=== Data provided ===

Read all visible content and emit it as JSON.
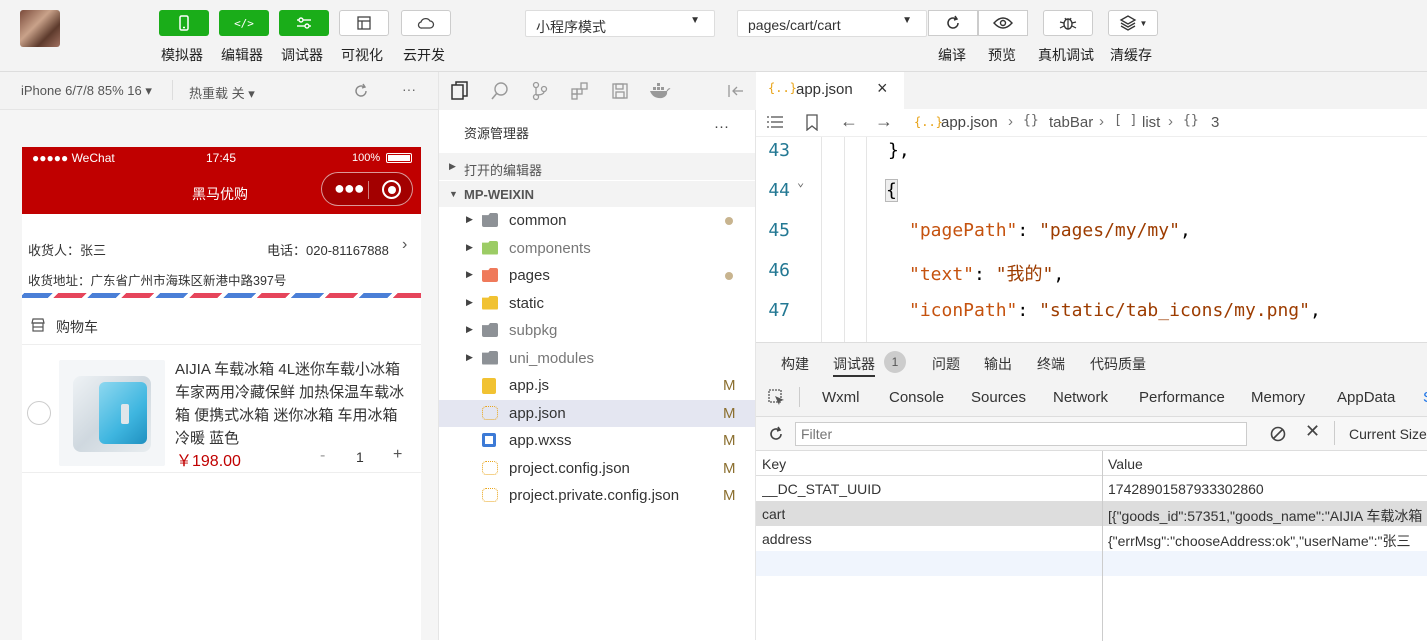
{
  "toolbar": {
    "buttons": [
      {
        "label": "模拟器",
        "icon": "phone-icon"
      },
      {
        "label": "编辑器",
        "icon": "code-icon"
      },
      {
        "label": "调试器",
        "icon": "sliders-icon"
      },
      {
        "label": "可视化",
        "icon": "layout-icon"
      },
      {
        "label": "云开发",
        "icon": "cloud-icon"
      }
    ],
    "mode_select": "小程序模式",
    "page_select": "pages/cart/cart",
    "right_buttons": [
      {
        "label": "编译",
        "icon": "refresh-icon"
      },
      {
        "label": "预览",
        "icon": "eye-icon"
      },
      {
        "label": "真机调试",
        "icon": "bug-icon"
      },
      {
        "label": "清缓存",
        "icon": "layers-icon"
      }
    ]
  },
  "simulator": {
    "device": "iPhone 6/7/8 85% 16 ▾",
    "hot_reload": "热重载 关 ▾",
    "more": "···",
    "status": {
      "carrier": "●●●●● WeChat",
      "time": "17:45",
      "battery": "100%"
    },
    "nav_title": "黑马优购",
    "address": {
      "receiver_label": "收货人：张三",
      "phone_label": "电话：020-81167888",
      "address_label": "收货地址：广东省广州市海珠区新港中路397号"
    },
    "cart_title": "购物车",
    "goods": {
      "name": "AIJIA 车载冰箱 4L迷你车载小冰箱 车家两用冷藏保鲜 加热保温车载冰箱 便携式冰箱 迷你冰箱 车用冰箱 冷暖 蓝色",
      "price": "￥198.00",
      "count": "1",
      "minus": "-",
      "plus": "+"
    }
  },
  "explorer": {
    "title": "资源管理器",
    "more": "···",
    "open_editors": "打开的编辑器",
    "project": "MP-WEIXIN",
    "items": [
      {
        "name": "common",
        "type": "folder",
        "arrow": "▶",
        "status": "dot",
        "color": "#8d9196"
      },
      {
        "name": "components",
        "type": "folder",
        "arrow": "▶",
        "status": "",
        "color": "#9ccc65"
      },
      {
        "name": "pages",
        "type": "folder",
        "arrow": "▶",
        "status": "dot",
        "color": "#ef7a5b"
      },
      {
        "name": "static",
        "type": "folder",
        "arrow": "▶",
        "status": "",
        "color": "#f1c232"
      },
      {
        "name": "subpkg",
        "type": "folder",
        "arrow": "▶",
        "status": "",
        "color": "#8d9196"
      },
      {
        "name": "uni_modules",
        "type": "folder",
        "arrow": "▶",
        "status": "",
        "color": "#8d9196"
      },
      {
        "name": "app.js",
        "type": "js",
        "arrow": "",
        "status": "M",
        "color": "#f1c232"
      },
      {
        "name": "app.json",
        "type": "json",
        "arrow": "",
        "status": "M",
        "color": "#e8a317"
      },
      {
        "name": "app.wxss",
        "type": "css",
        "arrow": "",
        "status": "M",
        "color": "#3c7ad6"
      },
      {
        "name": "project.config.json",
        "type": "json",
        "arrow": "",
        "status": "M",
        "color": "#e8a317"
      },
      {
        "name": "project.private.config.json",
        "type": "json",
        "arrow": "",
        "status": "M",
        "color": "#e8a317"
      }
    ]
  },
  "editor": {
    "tab_label": "app.json",
    "tab_icon": "{..}",
    "breadcrumb": [
      "app.json",
      "tabBar",
      "list",
      "3"
    ],
    "lines": [
      {
        "num": "43",
        "text": "},"
      },
      {
        "num": "44",
        "text": "{"
      },
      {
        "num": "45",
        "key": "\"pagePath\"",
        "value": "\"pages/my/my\""
      },
      {
        "num": "46",
        "key": "\"text\"",
        "value": "\"我的\""
      },
      {
        "num": "47",
        "key": "\"iconPath\"",
        "value": "\"static/tab_icons/my.png\""
      }
    ]
  },
  "devtools": {
    "tabs_top": [
      {
        "label": "构建"
      },
      {
        "label": "调试器",
        "badge": "1"
      },
      {
        "label": "问题"
      },
      {
        "label": "输出"
      },
      {
        "label": "终端"
      },
      {
        "label": "代码质量"
      }
    ],
    "tabs_panel": [
      "Wxml",
      "Console",
      "Sources",
      "Network",
      "Performance",
      "Memory",
      "AppData",
      "S"
    ],
    "filter_placeholder": "Filter",
    "current_size": "Current Size",
    "columns": [
      "Key",
      "Value"
    ],
    "rows": [
      {
        "key": "__DC_STAT_UUID",
        "value": "17428901587933302860"
      },
      {
        "key": "cart",
        "value": "[{\"goods_id\":57351,\"goods_name\":\"AIJIA 车载冰箱"
      },
      {
        "key": "address",
        "value": "{\"errMsg\":\"chooseAddress:ok\",\"userName\":\"张三"
      }
    ]
  }
}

===

■ What you are asked to do ■
Pull every line holding "project" out of the records.

■ Written solution ■
    "project": "MP-WEIXIN",
        "name": "project.config.json",
        "name": "project.private.config.json",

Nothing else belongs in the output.